■ TASK OBJECTIVE ■
Print all of the rows below word for word, leaving out the pictures.

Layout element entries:

++++++

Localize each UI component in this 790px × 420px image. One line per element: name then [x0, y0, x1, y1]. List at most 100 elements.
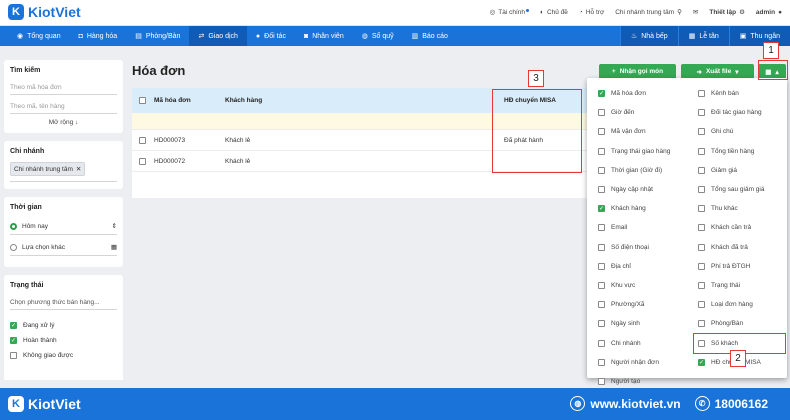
checkbox[interactable]: [598, 243, 605, 251]
column-option[interactable]: Thu khác: [698, 199, 783, 218]
column-option[interactable]: Khách cần trả: [698, 218, 783, 237]
calendar-icon[interactable]: ▦: [111, 243, 117, 251]
checkbox[interactable]: [10, 352, 17, 359]
time-option-today[interactable]: Hôm nay ⇕: [10, 218, 117, 235]
user-menu[interactable]: admin ●: [756, 9, 782, 16]
column-option[interactable]: Trạng thái giao hàng: [598, 142, 698, 161]
nav-item-2[interactable]: ▤ Phòng/Bàn: [126, 26, 189, 46]
checkbox[interactable]: ✓: [698, 358, 705, 366]
checkbox[interactable]: [598, 166, 605, 174]
column-option[interactable]: Tổng sau giảm giá: [698, 180, 783, 199]
nav-item-6[interactable]: ◍ Sổ quỹ: [353, 26, 403, 46]
checkbox[interactable]: [598, 281, 605, 289]
support-link[interactable]: ◔ Hỗ trợ: [579, 9, 604, 16]
column-option[interactable]: Ngày cập nhật: [598, 180, 698, 199]
checkbox[interactable]: [698, 90, 705, 98]
checkbox[interactable]: [698, 224, 705, 232]
column-option[interactable]: Số điện thoại: [598, 238, 698, 257]
checkbox[interactable]: [598, 377, 605, 385]
checkbox[interactable]: [698, 301, 705, 309]
nav-right-item-1[interactable]: ▦ Lễ tân: [677, 26, 729, 46]
column-option[interactable]: Email: [598, 218, 698, 237]
checkbox[interactable]: [598, 128, 605, 136]
checkbox[interactable]: [698, 186, 705, 194]
status-option[interactable]: ✓ Hoàn thành: [10, 333, 117, 348]
checkbox[interactable]: ✓: [598, 205, 605, 213]
nav-item-3[interactable]: ⇄ Giao dịch: [189, 26, 247, 46]
sale-method-select[interactable]: Chọn phương thức bán hàng...: [10, 296, 117, 310]
column-option[interactable]: Người nhận đơn: [598, 353, 698, 372]
mail-icon[interactable]: ✉: [693, 8, 698, 16]
nav-right-item-2[interactable]: ▣ Thu ngân: [728, 26, 790, 46]
checkbox[interactable]: [598, 358, 605, 366]
header-customer[interactable]: Khách hàng: [225, 97, 262, 104]
column-option[interactable]: Ngày sinh: [598, 314, 698, 333]
nav-right-item-0[interactable]: ♨ Nhà bếp: [619, 26, 678, 46]
radio-selected[interactable]: [10, 222, 17, 230]
checkbox[interactable]: [598, 147, 605, 155]
column-option[interactable]: Phòng/Bàn: [698, 314, 783, 333]
export-file-button[interactable]: ➜ Xuất file ▾: [681, 64, 754, 79]
product-search-input[interactable]: Theo mã, tên hàng: [10, 100, 117, 114]
column-option[interactable]: Ghi chú: [698, 122, 783, 141]
column-option[interactable]: Giảm giá: [698, 161, 783, 180]
checkbox[interactable]: [698, 166, 705, 174]
settings-link[interactable]: Thiết lập ⚙: [709, 8, 745, 17]
checkbox[interactable]: [698, 262, 705, 270]
column-option[interactable]: Thời gian (Giờ đi): [598, 161, 698, 180]
website-link[interactable]: ◍ www.kiotviet.vn: [570, 396, 681, 411]
receive-order-button[interactable]: + Nhận gọi món: [599, 64, 676, 79]
column-option[interactable]: Tổng tiền hàng: [698, 142, 783, 161]
checkbox[interactable]: ✓: [10, 337, 17, 344]
checkbox[interactable]: [598, 339, 605, 347]
checkbox[interactable]: [698, 243, 705, 251]
nav-item-5[interactable]: ◙ Nhân viên: [295, 26, 353, 46]
branch-field[interactable]: Chi nhánh trung tâm ✕: [10, 162, 117, 182]
row-checkbox[interactable]: [139, 136, 146, 144]
column-option[interactable]: Mã vận đơn: [598, 122, 698, 141]
checkbox[interactable]: ✓: [10, 322, 17, 329]
column-option[interactable]: Đối tác giao hàng: [698, 103, 783, 122]
checkbox[interactable]: [598, 262, 605, 270]
checkbox[interactable]: [598, 320, 605, 328]
time-option-other[interactable]: Lựa chọn khác ▦: [10, 239, 117, 256]
column-option[interactable]: ✓ Mã hóa đơn: [598, 84, 698, 103]
row-checkbox[interactable]: [139, 157, 146, 165]
checkbox[interactable]: [698, 128, 705, 136]
select-all-checkbox[interactable]: [139, 97, 146, 104]
column-option[interactable]: Chi nhánh: [598, 333, 698, 352]
status-option[interactable]: Không giao được: [10, 348, 117, 363]
invoice-code-input[interactable]: Theo mã hóa đơn: [10, 81, 117, 95]
branch-selector[interactable]: Chi nhánh trung tâm ⚲: [615, 8, 682, 17]
phone-link[interactable]: ✆ 18006162: [694, 396, 768, 411]
checkbox[interactable]: [698, 109, 705, 117]
checkbox[interactable]: [598, 186, 605, 194]
app-logo[interactable]: K KiotViet: [8, 4, 81, 20]
checkbox[interactable]: [698, 281, 705, 289]
nav-item-7[interactable]: ▥ Báo cáo: [403, 26, 457, 46]
status-option[interactable]: ✓ Đang xử lý: [10, 318, 117, 333]
close-icon[interactable]: ✕: [76, 165, 81, 173]
column-option[interactable]: Phí trả ĐTGH: [698, 257, 783, 276]
column-option[interactable]: Khách đã trả: [698, 238, 783, 257]
checkbox[interactable]: [698, 205, 705, 213]
column-option[interactable]: Giờ đến: [598, 103, 698, 122]
header-code[interactable]: Mã hóa đơn: [154, 97, 191, 104]
checkbox[interactable]: [598, 301, 605, 309]
checkbox[interactable]: [698, 320, 705, 328]
column-option[interactable]: Phường/Xã: [598, 295, 698, 314]
nav-item-4[interactable]: ● Đối tác: [247, 26, 295, 46]
checkbox[interactable]: [598, 109, 605, 117]
column-option[interactable]: Địa chỉ: [598, 257, 698, 276]
column-option[interactable]: Kênh bán: [698, 84, 783, 103]
column-option[interactable]: Khu vực: [598, 276, 698, 295]
radio-unselected[interactable]: [10, 243, 17, 251]
checkbox[interactable]: [698, 147, 705, 155]
finance-link[interactable]: ◎ Tài chính: [490, 8, 530, 16]
theme-link[interactable]: ◐ Chủ đề: [540, 9, 568, 16]
column-option[interactable]: Trạng thái: [698, 276, 783, 295]
checkbox[interactable]: ✓: [598, 90, 605, 98]
nav-item-1[interactable]: ◘ Hàng hóa: [70, 26, 127, 46]
nav-item-0[interactable]: ◉ Tổng quan: [8, 26, 70, 46]
column-option[interactable]: ✓ Khách hàng: [598, 199, 698, 218]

++++++

■ CORRECT ANSWER ■
Localize each UI component in this 790px × 420px image. One line per element: name then [x0, y0, x1, y1]. List at most 100 elements.
checkbox[interactable]: [598, 243, 605, 251]
column-option[interactable]: Thu khác: [698, 199, 783, 218]
column-option[interactable]: Khách cần trả: [698, 218, 783, 237]
calendar-icon[interactable]: ▦: [111, 243, 117, 251]
checkbox[interactable]: [10, 352, 17, 359]
time-option-today[interactable]: Hôm nay ⇕: [10, 218, 117, 235]
user-menu[interactable]: admin ●: [756, 9, 782, 16]
column-option[interactable]: Trạng thái giao hàng: [598, 142, 698, 161]
nav-item-2[interactable]: ▤ Phòng/Bàn: [126, 26, 189, 46]
checkbox[interactable]: ✓: [698, 358, 705, 366]
checkbox[interactable]: [598, 166, 605, 174]
column-option[interactable]: Tổng sau giảm giá: [698, 180, 783, 199]
nav-item-6[interactable]: ◍ Sổ quỹ: [353, 26, 403, 46]
checkbox[interactable]: [598, 281, 605, 289]
support-link[interactable]: ◔ Hỗ trợ: [579, 9, 604, 16]
column-option[interactable]: Ngày cập nhật: [598, 180, 698, 199]
checkbox[interactable]: [698, 90, 705, 98]
checkbox[interactable]: [698, 224, 705, 232]
column-option[interactable]: Số điện thoại: [598, 238, 698, 257]
checkbox[interactable]: [598, 377, 605, 385]
checkbox[interactable]: [698, 301, 705, 309]
nav-right-item-1[interactable]: ▦ Lễ tân: [677, 26, 729, 46]
column-option[interactable]: Email: [598, 218, 698, 237]
checkbox[interactable]: [598, 128, 605, 136]
checkbox[interactable]: [698, 186, 705, 194]
status-option[interactable]: ✓ Hoàn thành: [10, 333, 117, 348]
checkbox[interactable]: ✓: [598, 205, 605, 213]
nav-item-3[interactable]: ⇄ Giao dịch: [189, 26, 247, 46]
sale-method-select[interactable]: Chọn phương thức bán hàng...: [10, 296, 117, 310]
column-option[interactable]: Người nhận đơn: [598, 353, 698, 372]
mail-icon[interactable]: ✉: [693, 8, 698, 16]
nav-right-item-2[interactable]: ▣ Thu ngân: [728, 26, 790, 46]
checkbox[interactable]: [598, 358, 605, 366]
header-customer[interactable]: Khách hàng: [225, 97, 262, 104]
column-option[interactable]: Ngày sinh: [598, 314, 698, 333]
nav-right-item-0[interactable]: ♨ Nhà bếp: [619, 26, 678, 46]
radio-selected[interactable]: [10, 222, 17, 230]
checkbox[interactable]: [598, 147, 605, 155]
column-option[interactable]: Phòng/Bàn: [698, 314, 783, 333]
export-file-button[interactable]: ➜ Xuất file ▾: [681, 64, 754, 79]
product-search-input[interactable]: Theo mã, tên hàng: [10, 100, 117, 114]
column-option[interactable]: Ghi chú: [698, 122, 783, 141]
column-option[interactable]: Giảm giá: [698, 161, 783, 180]
checkbox[interactable]: [698, 166, 705, 174]
settings-link[interactable]: Thiết lập ⚙: [709, 8, 745, 17]
checkbox[interactable]: [698, 262, 705, 270]
column-option[interactable]: Thời gian (Giờ đi): [598, 161, 698, 180]
website-link[interactable]: ◍ www.kiotviet.vn: [570, 396, 681, 411]
receive-order-button[interactable]: + Nhận gọi món: [599, 64, 676, 79]
column-option[interactable]: Tổng tiền hàng: [698, 142, 783, 161]
checkbox[interactable]: ✓: [10, 337, 17, 344]
checkbox[interactable]: [598, 339, 605, 347]
checkbox[interactable]: [698, 243, 705, 251]
nav-item-5[interactable]: ◙ Nhân viên: [295, 26, 353, 46]
branch-field[interactable]: Chi nhánh trung tâm ✕: [10, 162, 117, 182]
row-checkbox[interactable]: [139, 136, 146, 144]
column-option[interactable]: Mã vận đơn: [598, 122, 698, 141]
checkbox[interactable]: ✓: [10, 322, 17, 329]
column-option[interactable]: Đối tác giao hàng: [698, 103, 783, 122]
checkbox[interactable]: [598, 262, 605, 270]
checkbox[interactable]: [598, 320, 605, 328]
time-option-other[interactable]: Lựa chọn khác ▦: [10, 239, 117, 256]
column-option[interactable]: ✓ Mã hóa đơn: [598, 84, 698, 103]
row-checkbox[interactable]: [139, 157, 146, 165]
checkbox[interactable]: [698, 128, 705, 136]
select-all-checkbox[interactable]: [139, 97, 146, 104]
column-option[interactable]: Chi nhánh: [598, 333, 698, 352]
status-option[interactable]: Không giao được: [10, 348, 117, 363]
invoice-code-input[interactable]: Theo mã hóa đơn: [10, 81, 117, 95]
branch-selector[interactable]: Chi nhánh trung tâm ⚲: [615, 8, 682, 17]
phone-link[interactable]: ✆ 18006162: [694, 396, 768, 411]
checkbox[interactable]: [698, 109, 705, 117]
checkbox[interactable]: [598, 186, 605, 194]
app-logo[interactable]: K KiotViet: [8, 4, 81, 20]
checkbox[interactable]: [698, 281, 705, 289]
nav-item-7[interactable]: ▥ Báo cáo: [403, 26, 457, 46]
status-option[interactable]: ✓ Đang xử lý: [10, 318, 117, 333]
close-icon[interactable]: ✕: [76, 165, 81, 173]
column-option[interactable]: Phí trả ĐTGH: [698, 257, 783, 276]
column-option[interactable]: Khách đã trả: [698, 238, 783, 257]
checkbox[interactable]: [698, 205, 705, 213]
column-option[interactable]: Giờ đến: [598, 103, 698, 122]
header-code[interactable]: Mã hóa đơn: [154, 97, 191, 104]
checkbox[interactable]: [598, 301, 605, 309]
checkbox[interactable]: [698, 320, 705, 328]
column-option[interactable]: Phường/Xã: [598, 295, 698, 314]
nav-item-4[interactable]: ● Đối tác: [247, 26, 295, 46]
checkbox[interactable]: [598, 109, 605, 117]
column-option[interactable]: Địa chỉ: [598, 257, 698, 276]
column-option[interactable]: Kênh bán: [698, 84, 783, 103]
column-option[interactable]: Khu vực: [598, 276, 698, 295]
radio-unselected[interactable]: [10, 243, 17, 251]
checkbox[interactable]: [698, 147, 705, 155]
finance-link[interactable]: ◎ Tài chính: [490, 8, 530, 16]
theme-link[interactable]: ◐ Chủ đề: [540, 9, 568, 16]
column-option[interactable]: Trạng thái: [698, 276, 783, 295]
checkbox[interactable]: ✓: [598, 90, 605, 98]
nav-item-1[interactable]: ◘ Hàng hóa: [70, 26, 127, 46]
nav-item-0[interactable]: ◉ Tổng quan: [8, 26, 70, 46]
column-option[interactable]: ✓ Khách hàng: [598, 199, 698, 218]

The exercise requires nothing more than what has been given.